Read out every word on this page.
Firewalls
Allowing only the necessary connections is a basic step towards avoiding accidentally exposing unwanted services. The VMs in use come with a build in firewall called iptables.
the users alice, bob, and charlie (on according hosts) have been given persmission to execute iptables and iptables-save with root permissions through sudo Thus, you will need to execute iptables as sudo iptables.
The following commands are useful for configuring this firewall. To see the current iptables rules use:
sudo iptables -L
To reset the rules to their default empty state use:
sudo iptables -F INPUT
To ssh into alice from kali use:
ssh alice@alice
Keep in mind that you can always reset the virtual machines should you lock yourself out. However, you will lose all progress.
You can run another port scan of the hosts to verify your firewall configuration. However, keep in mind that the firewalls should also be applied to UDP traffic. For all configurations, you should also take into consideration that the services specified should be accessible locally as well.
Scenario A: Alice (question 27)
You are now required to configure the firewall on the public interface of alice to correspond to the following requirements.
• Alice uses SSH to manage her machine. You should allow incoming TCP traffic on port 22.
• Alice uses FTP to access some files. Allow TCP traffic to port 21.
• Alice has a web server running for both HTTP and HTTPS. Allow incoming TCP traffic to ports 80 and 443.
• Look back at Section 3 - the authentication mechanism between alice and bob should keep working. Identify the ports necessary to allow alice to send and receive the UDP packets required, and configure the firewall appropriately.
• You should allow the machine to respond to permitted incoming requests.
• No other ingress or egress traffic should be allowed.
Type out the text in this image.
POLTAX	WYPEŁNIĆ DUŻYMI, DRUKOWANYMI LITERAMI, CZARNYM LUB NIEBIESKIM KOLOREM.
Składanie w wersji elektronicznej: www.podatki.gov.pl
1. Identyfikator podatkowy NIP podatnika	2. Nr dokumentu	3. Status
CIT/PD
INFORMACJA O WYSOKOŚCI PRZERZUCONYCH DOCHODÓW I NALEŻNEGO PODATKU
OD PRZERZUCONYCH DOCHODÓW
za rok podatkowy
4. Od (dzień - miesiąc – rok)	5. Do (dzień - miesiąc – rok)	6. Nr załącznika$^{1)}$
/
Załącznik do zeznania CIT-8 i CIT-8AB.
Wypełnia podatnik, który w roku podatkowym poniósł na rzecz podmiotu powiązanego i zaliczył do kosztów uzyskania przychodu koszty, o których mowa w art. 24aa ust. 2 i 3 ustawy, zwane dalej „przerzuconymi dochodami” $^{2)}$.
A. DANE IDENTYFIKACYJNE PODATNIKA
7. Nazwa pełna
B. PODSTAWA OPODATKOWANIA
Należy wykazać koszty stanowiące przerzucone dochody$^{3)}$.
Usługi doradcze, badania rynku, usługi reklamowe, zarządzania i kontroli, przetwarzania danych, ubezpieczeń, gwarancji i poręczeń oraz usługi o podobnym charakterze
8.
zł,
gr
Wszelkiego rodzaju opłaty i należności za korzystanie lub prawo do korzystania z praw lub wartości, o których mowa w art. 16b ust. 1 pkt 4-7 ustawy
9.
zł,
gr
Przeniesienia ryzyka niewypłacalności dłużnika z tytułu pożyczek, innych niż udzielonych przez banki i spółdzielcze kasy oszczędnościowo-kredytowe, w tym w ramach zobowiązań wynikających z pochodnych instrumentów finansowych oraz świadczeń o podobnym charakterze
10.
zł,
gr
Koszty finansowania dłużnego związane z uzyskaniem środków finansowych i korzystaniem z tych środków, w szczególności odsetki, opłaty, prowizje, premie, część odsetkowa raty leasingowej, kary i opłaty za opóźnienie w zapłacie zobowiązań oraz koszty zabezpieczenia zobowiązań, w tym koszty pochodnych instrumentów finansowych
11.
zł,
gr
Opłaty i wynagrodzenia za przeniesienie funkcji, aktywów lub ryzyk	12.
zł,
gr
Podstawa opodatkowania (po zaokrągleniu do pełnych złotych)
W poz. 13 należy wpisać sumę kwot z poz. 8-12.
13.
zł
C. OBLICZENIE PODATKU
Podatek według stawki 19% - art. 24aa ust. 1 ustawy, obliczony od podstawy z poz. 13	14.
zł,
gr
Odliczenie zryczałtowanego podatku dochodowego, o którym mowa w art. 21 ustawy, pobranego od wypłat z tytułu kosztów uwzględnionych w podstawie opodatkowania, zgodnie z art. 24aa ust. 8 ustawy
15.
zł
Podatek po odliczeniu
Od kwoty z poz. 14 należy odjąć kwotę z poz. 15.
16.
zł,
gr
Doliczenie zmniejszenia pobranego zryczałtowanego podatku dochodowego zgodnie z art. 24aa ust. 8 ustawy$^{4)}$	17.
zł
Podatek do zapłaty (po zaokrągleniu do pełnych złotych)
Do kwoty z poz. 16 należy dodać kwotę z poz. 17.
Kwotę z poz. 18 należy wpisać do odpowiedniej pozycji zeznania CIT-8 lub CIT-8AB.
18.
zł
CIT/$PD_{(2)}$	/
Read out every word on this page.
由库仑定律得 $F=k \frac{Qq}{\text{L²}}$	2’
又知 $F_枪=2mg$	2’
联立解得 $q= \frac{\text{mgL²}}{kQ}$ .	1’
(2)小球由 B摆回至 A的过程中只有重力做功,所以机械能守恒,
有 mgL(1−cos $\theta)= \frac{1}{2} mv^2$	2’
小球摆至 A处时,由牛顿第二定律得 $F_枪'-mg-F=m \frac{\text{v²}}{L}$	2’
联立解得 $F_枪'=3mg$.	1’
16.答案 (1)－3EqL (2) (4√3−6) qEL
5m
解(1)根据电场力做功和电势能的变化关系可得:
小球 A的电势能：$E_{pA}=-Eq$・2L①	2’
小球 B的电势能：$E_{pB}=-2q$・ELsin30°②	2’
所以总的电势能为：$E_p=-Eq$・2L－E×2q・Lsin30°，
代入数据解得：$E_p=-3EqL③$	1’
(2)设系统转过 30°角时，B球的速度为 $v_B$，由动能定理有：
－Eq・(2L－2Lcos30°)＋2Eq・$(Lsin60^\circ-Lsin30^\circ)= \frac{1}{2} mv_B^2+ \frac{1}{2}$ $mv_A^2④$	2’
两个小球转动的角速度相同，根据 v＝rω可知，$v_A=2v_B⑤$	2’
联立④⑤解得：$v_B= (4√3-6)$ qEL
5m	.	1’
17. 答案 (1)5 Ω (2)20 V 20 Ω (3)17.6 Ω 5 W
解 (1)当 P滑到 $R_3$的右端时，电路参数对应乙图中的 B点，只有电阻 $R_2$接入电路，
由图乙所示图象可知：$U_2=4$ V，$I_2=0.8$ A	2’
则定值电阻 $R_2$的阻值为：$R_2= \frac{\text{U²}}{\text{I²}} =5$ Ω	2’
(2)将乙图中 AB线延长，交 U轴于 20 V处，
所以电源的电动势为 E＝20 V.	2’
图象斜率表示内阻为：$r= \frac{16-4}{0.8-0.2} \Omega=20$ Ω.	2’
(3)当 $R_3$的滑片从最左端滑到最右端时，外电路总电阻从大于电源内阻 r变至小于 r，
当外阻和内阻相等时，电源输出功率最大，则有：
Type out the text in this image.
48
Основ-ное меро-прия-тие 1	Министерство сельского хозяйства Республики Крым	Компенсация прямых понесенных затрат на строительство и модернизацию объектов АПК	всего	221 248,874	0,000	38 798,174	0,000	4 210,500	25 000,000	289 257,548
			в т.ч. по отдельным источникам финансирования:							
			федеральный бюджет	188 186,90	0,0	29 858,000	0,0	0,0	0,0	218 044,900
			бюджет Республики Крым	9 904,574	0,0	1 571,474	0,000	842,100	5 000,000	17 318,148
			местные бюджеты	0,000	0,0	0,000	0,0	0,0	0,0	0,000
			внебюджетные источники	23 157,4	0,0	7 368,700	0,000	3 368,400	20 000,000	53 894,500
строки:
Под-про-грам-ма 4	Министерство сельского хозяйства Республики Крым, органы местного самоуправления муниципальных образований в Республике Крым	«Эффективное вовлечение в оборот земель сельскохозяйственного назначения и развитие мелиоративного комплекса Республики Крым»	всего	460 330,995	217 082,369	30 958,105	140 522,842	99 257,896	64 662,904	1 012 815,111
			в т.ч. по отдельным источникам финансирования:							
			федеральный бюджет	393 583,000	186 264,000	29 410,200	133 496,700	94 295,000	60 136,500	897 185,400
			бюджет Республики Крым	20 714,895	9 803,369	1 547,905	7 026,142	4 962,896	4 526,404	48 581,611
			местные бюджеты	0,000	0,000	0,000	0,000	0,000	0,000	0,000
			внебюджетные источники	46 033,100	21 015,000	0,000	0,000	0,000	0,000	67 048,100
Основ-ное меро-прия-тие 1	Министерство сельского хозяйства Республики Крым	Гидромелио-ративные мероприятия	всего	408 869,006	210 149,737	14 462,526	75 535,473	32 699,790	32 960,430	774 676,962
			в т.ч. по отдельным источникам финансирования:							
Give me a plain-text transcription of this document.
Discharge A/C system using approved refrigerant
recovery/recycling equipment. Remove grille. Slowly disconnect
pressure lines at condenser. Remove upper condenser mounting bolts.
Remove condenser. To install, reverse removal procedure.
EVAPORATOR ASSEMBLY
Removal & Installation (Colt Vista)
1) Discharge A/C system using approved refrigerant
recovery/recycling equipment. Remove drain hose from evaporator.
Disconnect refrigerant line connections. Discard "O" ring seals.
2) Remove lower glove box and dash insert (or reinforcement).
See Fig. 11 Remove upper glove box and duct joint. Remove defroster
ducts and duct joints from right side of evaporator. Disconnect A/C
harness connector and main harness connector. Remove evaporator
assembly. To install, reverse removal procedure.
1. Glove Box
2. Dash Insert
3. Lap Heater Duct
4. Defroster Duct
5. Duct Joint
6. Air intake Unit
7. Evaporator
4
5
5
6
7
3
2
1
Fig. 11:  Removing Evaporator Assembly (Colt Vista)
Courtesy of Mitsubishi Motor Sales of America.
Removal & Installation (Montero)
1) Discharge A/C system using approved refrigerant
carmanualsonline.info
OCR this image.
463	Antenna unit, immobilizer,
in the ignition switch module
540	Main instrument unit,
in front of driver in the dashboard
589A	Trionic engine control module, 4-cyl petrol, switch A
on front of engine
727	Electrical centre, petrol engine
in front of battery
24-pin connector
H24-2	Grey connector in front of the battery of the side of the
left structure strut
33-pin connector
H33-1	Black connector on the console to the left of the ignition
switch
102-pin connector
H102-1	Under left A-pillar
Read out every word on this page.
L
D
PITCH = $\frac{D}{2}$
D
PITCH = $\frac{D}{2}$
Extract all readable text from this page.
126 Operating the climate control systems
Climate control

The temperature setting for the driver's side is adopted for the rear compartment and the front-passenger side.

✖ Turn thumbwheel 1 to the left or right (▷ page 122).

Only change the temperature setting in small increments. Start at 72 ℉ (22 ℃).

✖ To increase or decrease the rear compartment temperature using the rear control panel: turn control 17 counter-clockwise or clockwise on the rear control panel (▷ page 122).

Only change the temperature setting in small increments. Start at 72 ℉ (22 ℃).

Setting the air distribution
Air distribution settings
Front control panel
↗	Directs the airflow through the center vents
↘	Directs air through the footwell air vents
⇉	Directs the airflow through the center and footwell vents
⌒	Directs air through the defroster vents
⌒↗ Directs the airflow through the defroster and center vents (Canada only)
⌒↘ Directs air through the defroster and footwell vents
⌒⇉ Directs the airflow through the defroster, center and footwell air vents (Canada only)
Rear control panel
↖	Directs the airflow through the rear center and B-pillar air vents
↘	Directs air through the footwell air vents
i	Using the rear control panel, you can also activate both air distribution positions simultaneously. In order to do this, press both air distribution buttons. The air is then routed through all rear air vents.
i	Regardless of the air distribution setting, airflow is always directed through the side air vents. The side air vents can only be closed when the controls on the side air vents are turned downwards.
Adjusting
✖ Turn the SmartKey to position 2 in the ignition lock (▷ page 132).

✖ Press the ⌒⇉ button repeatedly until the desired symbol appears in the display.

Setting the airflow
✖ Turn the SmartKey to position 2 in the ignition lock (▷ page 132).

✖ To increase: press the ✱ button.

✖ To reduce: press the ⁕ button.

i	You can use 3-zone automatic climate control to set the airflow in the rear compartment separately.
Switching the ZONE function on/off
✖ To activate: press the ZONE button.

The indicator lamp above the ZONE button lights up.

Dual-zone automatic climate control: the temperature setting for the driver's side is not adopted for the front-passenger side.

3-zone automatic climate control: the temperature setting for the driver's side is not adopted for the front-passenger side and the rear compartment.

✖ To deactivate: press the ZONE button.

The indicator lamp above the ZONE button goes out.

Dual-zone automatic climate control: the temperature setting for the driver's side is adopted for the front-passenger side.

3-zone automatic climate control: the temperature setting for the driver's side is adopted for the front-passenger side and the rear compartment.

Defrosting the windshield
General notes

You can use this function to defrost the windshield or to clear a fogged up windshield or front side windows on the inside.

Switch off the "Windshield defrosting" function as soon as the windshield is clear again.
###
Extract every line that has the string "panel" in it.

✖ To increase or decrease the rear compartment temperature using the rear control panel: turn control 17 counter-clockwise or clockwise on the rear control panel (▷ page 122).
Front control panel
Rear control panel
i	Using the rear control panel, you can also activate both air distribution positions simultaneously. In order to do this, press both air distribution buttons. The air is then routed through all rear air vents.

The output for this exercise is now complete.